[Records excerpted from a collection]
•••••

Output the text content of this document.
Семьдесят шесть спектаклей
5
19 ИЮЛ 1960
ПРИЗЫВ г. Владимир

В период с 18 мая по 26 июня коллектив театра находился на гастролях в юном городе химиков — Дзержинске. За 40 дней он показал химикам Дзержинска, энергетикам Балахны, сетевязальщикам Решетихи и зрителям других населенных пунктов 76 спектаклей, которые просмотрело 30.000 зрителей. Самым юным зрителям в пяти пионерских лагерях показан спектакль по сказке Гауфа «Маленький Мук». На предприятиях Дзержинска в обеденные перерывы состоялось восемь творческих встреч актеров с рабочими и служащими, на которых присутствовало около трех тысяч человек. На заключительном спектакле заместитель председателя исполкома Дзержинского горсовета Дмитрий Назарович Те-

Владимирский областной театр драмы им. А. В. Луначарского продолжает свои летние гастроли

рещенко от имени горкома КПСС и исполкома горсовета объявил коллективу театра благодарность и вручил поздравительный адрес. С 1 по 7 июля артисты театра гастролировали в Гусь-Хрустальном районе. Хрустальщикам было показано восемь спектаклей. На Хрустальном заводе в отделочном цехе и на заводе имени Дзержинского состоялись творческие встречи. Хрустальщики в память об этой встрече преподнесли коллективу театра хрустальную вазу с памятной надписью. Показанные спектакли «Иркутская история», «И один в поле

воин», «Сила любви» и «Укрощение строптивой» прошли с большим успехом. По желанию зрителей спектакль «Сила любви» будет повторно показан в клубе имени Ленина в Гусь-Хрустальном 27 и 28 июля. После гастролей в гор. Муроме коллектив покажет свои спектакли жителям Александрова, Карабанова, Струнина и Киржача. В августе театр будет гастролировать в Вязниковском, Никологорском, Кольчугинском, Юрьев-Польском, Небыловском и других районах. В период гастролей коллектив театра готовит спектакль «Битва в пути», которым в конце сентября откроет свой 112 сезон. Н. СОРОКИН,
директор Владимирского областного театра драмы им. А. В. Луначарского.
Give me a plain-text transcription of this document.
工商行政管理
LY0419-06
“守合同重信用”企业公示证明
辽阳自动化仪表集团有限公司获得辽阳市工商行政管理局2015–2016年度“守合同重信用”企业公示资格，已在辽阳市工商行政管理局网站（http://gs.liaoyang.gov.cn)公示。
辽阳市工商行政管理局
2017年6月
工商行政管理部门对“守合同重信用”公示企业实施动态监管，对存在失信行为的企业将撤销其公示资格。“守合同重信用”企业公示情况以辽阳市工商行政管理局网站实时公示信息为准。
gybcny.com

•••••

## What this task involves
Where a line above includes "спектакли", copy that line.

## Exercise result
рещенко от имени горкома КПСС и исполкома горсовета объявил коллективу театра благодарность и вручил поздравительный адрес. С 1 по 7 июля артисты театра гастролировали в Гусь-Хрустальном районе. Хрустальщикам было показано восемь спектаклей. На Хрустальном заводе в отделочном цехе и на заводе имени Дзержинского состоялись творческие встречи. Хрустальщики в память об этой встрече преподнесли коллективу театра хрустальную вазу с памятной надписью. Показанные спектакли «Иркутская история», «И один в поле
воин», «Сила любви» и «Укрощение строптивой» прошли с большим успехом. По желанию зрителей спектакль «Сила любви» будет повторно показан в клубе имени Ленина в Гусь-Хрустальном 27 и 28 июля. После гастролей в гор. Муроме коллектив покажет свои спектакли жителям Александрова, Карабанова, Струнина и Киржача. В августе театр будет гастролировать в Вязниковском, Никологорском, Кольчугинском, Юрьев-Польском, Небыловском и других районах. В период гастролей коллектив театра готовит спектакль «Битва в пути», которым в конце сентября откроет свой 112 сезон. Н. СОРОКИН,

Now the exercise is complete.